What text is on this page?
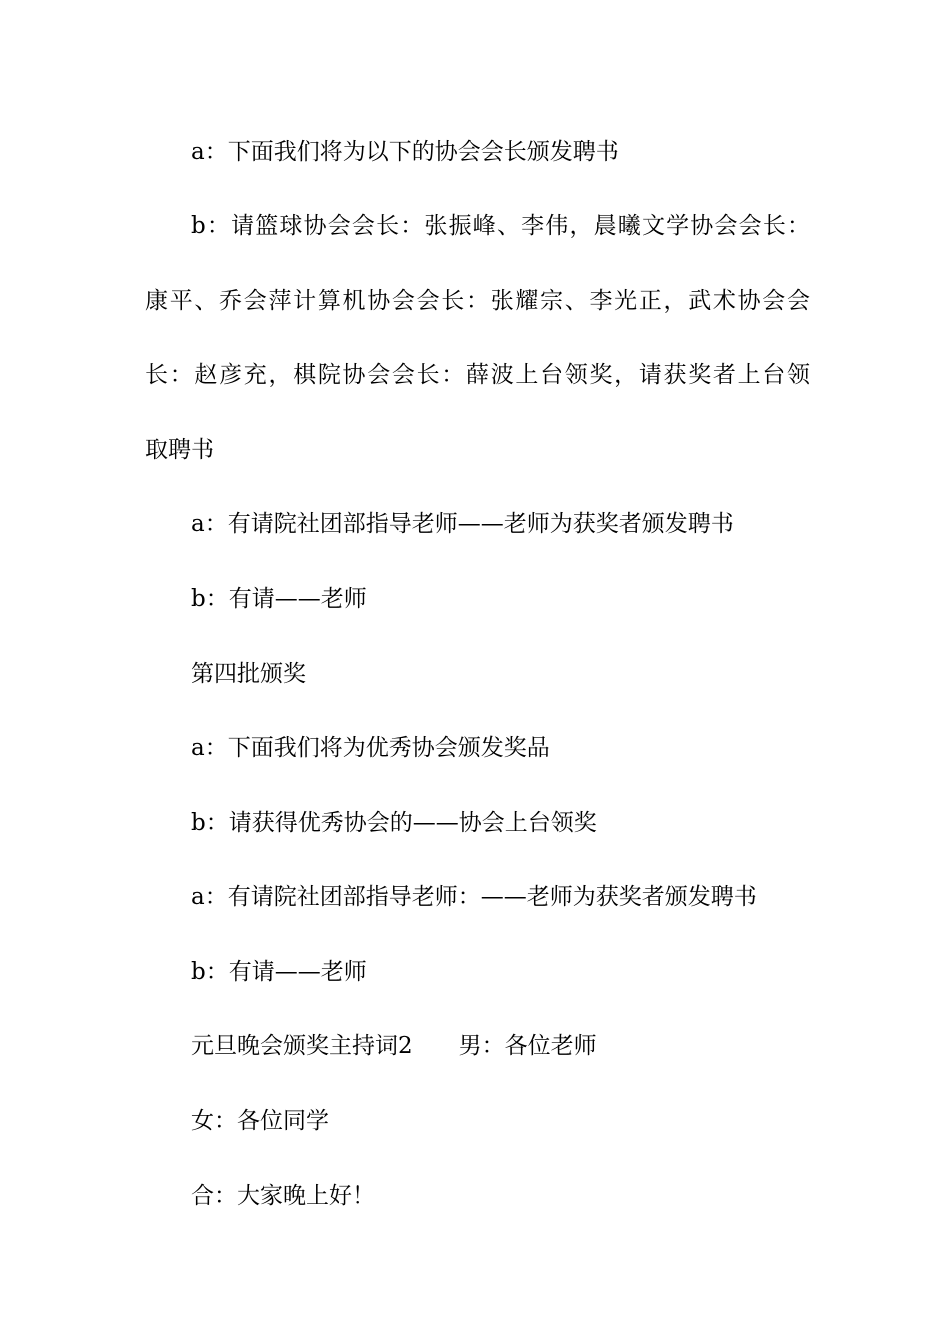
a：下面我们将为以下的协会会长颁发聘书
b：请篮球协会会长：张振峰、李伟，晨曦文学协会会长：
康平、乔会萍计算机协会会长：张耀宗、李光正，武术协会会
长：赵彦充，棋院协会会长：薛波上台领奖，请获奖者上台领
取聘书
a：有请院社团部指导老师——老师为获奖者颁发聘书
b：有请——老师
第四批颁奖
a：下面我们将为优秀协会颁发奖品
b：请获得优秀协会的——协会上台领奖
a：有请院社团部指导老师：——老师为获奖者颁发聘书
b：有请——老师
元旦晚会颁奖主持词2 男：各位老师
女：各位同学
合：大家晚上好！
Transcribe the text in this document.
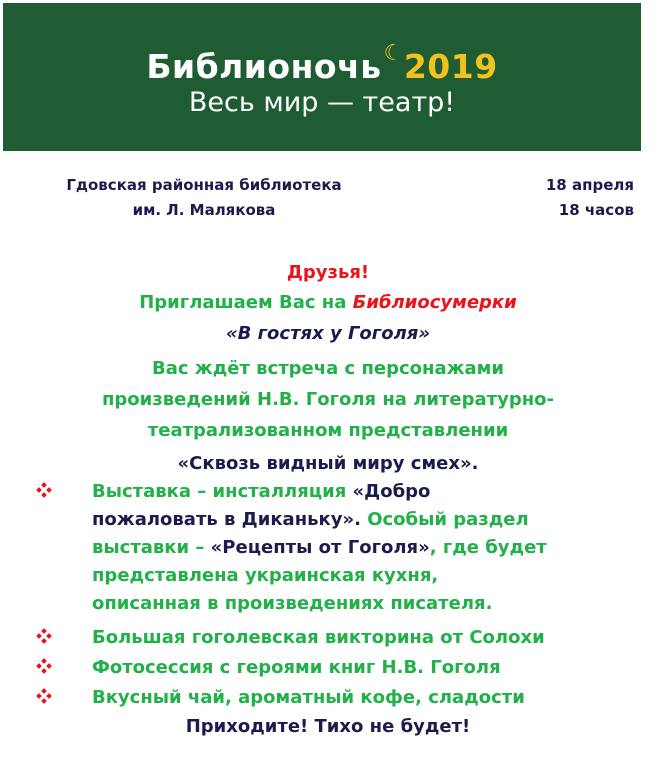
Библионочь☾2019
Весь мир — театр!
Гдовская районная библиотека
им. Л. Малякова
18 апреля
18 часов
Друзья!
Приглашаем Вас на Библиосумерки
«В гостях у Гоголя»
Вас ждёт встреча с персонажами
произведений Н.В. Гоголя на литературно-
театрализованном представлении
«Сквозь видный миру смех».
Выставка – инсталляция «Добро
пожаловать в Диканьку». Особый раздел
выставки – «Рецепты от Гоголя», где будет
представлена украинская кухня,
описанная в произведениях писателя.
Большая гоголевская викторина от Солохи
Фотосессия с героями книг Н.В. Гоголя
Вкусный чай, ароматный кофе, сладости
Приходите! Тихо не будет!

*****

> Prompt
Make an exact copy of all the material, but keep the pictures out of it.

> Full response
What text is on this page?
a：下面我们将为以下的协会会长颁发聘书
b：请篮球协会会长：张振峰、李伟，晨曦文学协会会长：
康平、乔会萍计算机协会会长：张耀宗、李光正，武术协会会
长：赵彦充，棋院协会会长：薛波上台领奖，请获奖者上台领
取聘书
a：有请院社团部指导老师——老师为获奖者颁发聘书
b：有请——老师
第四批颁奖
a：下面我们将为优秀协会颁发奖品
b：请获得优秀协会的——协会上台领奖
a：有请院社团部指导老师：——老师为获奖者颁发聘书
b：有请——老师
元旦晚会颁奖主持词2 男：各位老师
女：各位同学
合：大家晚上好！
Transcribe the text in this document.
Библионочь☾2019
Весь мир — театр!
Гдовская районная библиотека
им. Л. Малякова
18 апреля
18 часов
Друзья!
Приглашаем Вас на Библиосумерки
«В гостях у Гоголя»
Вас ждёт встреча с персонажами
произведений Н.В. Гоголя на литературно-
театрализованном представлении
«Сквозь видный миру смех».
Выставка – инсталляция «Добро
пожаловать в Диканьку». Особый раздел
выставки – «Рецепты от Гоголя», где будет
представлена украинская кухня,
описанная в произведениях писателя.
Большая гоголевская викторина от Солохи
Фотосессия с героями книг Н.В. Гоголя
Вкусный чай, ароматный кофе, сладости
Приходите! Тихо не будет!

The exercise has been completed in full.